== TASK INPUTS

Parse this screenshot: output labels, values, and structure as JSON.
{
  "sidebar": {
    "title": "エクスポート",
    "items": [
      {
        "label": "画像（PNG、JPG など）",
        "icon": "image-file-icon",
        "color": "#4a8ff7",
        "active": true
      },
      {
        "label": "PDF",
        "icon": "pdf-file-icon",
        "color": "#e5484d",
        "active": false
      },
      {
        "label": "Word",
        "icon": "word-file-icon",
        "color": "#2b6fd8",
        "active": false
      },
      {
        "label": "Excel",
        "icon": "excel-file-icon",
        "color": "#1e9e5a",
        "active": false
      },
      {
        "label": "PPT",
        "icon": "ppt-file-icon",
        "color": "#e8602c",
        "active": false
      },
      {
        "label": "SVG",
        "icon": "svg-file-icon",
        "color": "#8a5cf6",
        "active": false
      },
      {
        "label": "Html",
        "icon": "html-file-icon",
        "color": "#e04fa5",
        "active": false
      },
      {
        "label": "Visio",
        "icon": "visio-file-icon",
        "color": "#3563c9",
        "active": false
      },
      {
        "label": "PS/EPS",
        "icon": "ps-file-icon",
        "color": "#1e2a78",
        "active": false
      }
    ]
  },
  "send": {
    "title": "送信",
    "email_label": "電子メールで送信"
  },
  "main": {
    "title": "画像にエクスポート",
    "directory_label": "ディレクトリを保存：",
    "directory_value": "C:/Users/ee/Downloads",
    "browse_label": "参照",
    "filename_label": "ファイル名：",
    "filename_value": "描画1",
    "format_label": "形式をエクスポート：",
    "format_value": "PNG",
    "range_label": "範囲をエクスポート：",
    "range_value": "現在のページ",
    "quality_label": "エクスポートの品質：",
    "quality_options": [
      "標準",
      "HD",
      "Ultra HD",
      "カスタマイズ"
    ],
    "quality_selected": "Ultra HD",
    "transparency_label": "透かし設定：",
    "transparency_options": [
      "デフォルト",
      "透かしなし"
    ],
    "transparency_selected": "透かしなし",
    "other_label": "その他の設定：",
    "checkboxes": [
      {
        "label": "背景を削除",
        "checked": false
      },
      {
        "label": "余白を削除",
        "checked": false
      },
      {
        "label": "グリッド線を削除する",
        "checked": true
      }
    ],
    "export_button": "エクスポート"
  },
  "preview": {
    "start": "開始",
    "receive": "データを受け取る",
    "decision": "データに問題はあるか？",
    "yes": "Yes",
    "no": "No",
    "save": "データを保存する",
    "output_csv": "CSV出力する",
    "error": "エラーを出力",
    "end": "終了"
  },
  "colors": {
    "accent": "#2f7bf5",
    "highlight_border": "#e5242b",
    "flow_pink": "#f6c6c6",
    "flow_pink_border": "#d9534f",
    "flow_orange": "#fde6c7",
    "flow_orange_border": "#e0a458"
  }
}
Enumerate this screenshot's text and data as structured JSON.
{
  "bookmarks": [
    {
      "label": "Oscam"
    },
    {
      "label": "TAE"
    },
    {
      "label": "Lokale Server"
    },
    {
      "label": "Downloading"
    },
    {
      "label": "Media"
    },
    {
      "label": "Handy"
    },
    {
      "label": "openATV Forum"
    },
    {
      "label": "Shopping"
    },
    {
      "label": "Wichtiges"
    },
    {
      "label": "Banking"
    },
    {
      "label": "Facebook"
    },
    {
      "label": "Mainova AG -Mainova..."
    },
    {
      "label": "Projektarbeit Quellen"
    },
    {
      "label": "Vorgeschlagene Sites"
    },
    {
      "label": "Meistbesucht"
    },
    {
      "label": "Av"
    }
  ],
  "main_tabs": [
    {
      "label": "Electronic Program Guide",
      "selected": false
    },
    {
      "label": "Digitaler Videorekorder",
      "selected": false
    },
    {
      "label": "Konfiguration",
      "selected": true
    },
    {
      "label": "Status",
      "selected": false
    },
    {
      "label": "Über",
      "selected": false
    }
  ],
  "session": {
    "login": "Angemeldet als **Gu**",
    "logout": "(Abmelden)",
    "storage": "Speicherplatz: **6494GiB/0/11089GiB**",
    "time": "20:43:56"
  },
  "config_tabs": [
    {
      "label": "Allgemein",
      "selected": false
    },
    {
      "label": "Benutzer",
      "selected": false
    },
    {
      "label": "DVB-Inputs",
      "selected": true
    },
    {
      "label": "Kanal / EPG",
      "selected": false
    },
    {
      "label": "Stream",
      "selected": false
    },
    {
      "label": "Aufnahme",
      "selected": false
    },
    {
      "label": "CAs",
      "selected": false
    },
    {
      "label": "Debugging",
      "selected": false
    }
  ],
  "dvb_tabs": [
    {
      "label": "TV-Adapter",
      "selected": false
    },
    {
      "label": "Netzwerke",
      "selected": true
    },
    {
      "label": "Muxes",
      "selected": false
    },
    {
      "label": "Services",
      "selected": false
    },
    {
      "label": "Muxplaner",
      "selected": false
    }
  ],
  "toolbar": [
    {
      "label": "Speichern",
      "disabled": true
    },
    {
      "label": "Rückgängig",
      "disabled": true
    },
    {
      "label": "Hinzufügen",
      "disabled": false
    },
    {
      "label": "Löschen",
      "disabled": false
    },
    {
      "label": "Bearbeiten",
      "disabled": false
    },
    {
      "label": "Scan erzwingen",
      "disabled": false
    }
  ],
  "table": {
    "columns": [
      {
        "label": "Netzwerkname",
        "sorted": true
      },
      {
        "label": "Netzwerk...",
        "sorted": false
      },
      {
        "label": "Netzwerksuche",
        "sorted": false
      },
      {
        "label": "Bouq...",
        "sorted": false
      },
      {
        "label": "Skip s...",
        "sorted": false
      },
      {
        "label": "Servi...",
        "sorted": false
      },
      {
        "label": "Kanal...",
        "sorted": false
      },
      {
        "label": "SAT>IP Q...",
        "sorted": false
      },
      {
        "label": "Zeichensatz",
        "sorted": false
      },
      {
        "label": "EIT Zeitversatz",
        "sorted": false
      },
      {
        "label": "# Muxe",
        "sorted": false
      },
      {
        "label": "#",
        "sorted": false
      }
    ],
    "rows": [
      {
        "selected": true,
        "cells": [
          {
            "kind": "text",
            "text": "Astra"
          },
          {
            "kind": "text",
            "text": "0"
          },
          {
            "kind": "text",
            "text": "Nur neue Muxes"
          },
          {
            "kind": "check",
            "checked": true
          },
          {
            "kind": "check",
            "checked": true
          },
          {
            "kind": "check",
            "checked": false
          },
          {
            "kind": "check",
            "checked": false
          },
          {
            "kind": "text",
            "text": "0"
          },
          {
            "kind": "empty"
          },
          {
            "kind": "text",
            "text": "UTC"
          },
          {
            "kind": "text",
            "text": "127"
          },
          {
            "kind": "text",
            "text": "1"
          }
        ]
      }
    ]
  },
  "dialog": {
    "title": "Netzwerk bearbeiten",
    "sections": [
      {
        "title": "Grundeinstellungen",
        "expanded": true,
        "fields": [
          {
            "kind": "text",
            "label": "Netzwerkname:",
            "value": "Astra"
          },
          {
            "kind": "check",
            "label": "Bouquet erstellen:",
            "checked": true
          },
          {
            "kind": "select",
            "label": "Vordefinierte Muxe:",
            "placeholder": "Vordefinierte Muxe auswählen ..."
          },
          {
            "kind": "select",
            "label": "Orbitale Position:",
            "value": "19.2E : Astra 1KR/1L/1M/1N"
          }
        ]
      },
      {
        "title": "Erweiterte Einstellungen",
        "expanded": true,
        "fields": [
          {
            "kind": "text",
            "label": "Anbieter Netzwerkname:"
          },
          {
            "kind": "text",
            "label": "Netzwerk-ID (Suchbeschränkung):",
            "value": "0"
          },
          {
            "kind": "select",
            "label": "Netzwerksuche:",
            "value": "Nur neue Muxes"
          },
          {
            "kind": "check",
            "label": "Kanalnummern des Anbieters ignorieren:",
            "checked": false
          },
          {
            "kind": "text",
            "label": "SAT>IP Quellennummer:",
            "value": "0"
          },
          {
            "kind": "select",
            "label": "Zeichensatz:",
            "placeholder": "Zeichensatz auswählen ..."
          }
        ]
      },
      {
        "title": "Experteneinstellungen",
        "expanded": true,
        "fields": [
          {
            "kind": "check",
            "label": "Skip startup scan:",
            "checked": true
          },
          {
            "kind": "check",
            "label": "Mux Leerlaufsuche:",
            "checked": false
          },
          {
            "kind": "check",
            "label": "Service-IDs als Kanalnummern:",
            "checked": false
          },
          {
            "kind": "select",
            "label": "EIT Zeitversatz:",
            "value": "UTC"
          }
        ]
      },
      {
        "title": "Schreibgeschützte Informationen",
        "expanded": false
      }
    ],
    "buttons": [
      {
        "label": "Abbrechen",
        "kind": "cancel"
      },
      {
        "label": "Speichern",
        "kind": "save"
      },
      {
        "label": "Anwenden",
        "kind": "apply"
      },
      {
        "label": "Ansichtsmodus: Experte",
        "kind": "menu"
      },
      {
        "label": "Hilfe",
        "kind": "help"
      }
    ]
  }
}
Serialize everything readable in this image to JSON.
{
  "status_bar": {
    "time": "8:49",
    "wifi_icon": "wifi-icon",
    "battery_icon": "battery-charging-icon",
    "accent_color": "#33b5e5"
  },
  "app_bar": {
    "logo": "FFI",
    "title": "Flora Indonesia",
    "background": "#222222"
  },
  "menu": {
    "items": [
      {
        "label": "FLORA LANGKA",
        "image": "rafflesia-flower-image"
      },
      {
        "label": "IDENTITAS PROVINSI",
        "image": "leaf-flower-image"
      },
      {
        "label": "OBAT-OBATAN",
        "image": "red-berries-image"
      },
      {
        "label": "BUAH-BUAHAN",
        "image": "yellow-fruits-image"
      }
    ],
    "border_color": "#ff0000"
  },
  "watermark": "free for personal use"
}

====

» **PROBLEM DETAILS**: Identify and copy the lines holding the word "Zeitversatz".

» **FINAL RESULT**:
        "label": "EIT Zeitversatz",
            "label": "EIT Zeitversatz:",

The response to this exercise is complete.